[Recorded data]

++++

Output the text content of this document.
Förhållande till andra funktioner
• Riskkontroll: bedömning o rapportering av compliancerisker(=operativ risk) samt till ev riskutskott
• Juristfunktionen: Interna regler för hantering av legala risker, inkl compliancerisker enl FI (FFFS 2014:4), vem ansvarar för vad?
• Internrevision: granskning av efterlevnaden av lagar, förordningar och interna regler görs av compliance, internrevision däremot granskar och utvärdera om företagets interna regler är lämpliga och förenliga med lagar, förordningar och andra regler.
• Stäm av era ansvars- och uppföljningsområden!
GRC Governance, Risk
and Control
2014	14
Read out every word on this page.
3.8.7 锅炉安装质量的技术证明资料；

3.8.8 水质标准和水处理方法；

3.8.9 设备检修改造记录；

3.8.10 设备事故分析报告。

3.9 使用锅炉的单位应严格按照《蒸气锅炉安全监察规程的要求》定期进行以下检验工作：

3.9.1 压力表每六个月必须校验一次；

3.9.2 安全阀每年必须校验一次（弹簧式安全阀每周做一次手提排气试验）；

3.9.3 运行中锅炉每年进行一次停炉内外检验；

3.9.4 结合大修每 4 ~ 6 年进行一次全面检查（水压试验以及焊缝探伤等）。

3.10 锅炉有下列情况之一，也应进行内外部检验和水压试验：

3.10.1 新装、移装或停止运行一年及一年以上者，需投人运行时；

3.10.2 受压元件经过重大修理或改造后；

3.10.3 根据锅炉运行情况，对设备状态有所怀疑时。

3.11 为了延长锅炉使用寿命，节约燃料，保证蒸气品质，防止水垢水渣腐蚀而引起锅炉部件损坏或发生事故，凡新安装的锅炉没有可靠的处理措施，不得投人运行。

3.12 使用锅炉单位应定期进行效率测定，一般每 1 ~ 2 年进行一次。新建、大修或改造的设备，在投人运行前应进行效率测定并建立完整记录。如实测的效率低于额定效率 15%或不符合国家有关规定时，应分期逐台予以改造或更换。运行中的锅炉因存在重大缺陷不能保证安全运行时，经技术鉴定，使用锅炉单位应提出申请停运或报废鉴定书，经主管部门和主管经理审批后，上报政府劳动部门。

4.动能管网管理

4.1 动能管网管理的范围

++++

**Work required**:
Write out every line exactly as it stands.

**Worked answer**:
Output the text content of this document.
Förhållande till andra funktioner
• Riskkontroll: bedömning o rapportering av compliancerisker(=operativ risk) samt till ev riskutskott
• Juristfunktionen: Interna regler för hantering av legala risker, inkl compliancerisker enl FI (FFFS 2014:4), vem ansvarar för vad?
• Internrevision: granskning av efterlevnaden av lagar, förordningar och interna regler görs av compliance, internrevision däremot granskar och utvärdera om företagets interna regler är lämpliga och förenliga med lagar, förordningar och andra regler.
• Stäm av era ansvars- och uppföljningsområden!
GRC Governance, Risk
and Control
2014	14
Read out every word on this page.
3.8.7 锅炉安装质量的技术证明资料；

3.8.8 水质标准和水处理方法；

3.8.9 设备检修改造记录；

3.8.10 设备事故分析报告。

3.9 使用锅炉的单位应严格按照《蒸气锅炉安全监察规程的要求》定期进行以下检验工作：

3.9.1 压力表每六个月必须校验一次；

3.9.2 安全阀每年必须校验一次（弹簧式安全阀每周做一次手提排气试验）；

3.9.3 运行中锅炉每年进行一次停炉内外检验；

3.9.4 结合大修每 4 ~ 6 年进行一次全面检查（水压试验以及焊缝探伤等）。

3.10 锅炉有下列情况之一，也应进行内外部检验和水压试验：

3.10.1 新装、移装或停止运行一年及一年以上者，需投人运行时；

3.10.2 受压元件经过重大修理或改造后；

3.10.3 根据锅炉运行情况，对设备状态有所怀疑时。

3.11 为了延长锅炉使用寿命，节约燃料，保证蒸气品质，防止水垢水渣腐蚀而引起锅炉部件损坏或发生事故，凡新安装的锅炉没有可靠的处理措施，不得投人运行。

3.12 使用锅炉单位应定期进行效率测定，一般每 1 ~ 2 年进行一次。新建、大修或改造的设备，在投人运行前应进行效率测定并建立完整记录。如实测的效率低于额定效率 15%或不符合国家有关规定时，应分期逐台予以改造或更换。运行中的锅炉因存在重大缺陷不能保证安全运行时，经技术鉴定，使用锅炉单位应提出申请停运或报废鉴定书，经主管部门和主管经理审批后，上报政府劳动部门。

4.动能管网管理

4.1 动能管网管理的范围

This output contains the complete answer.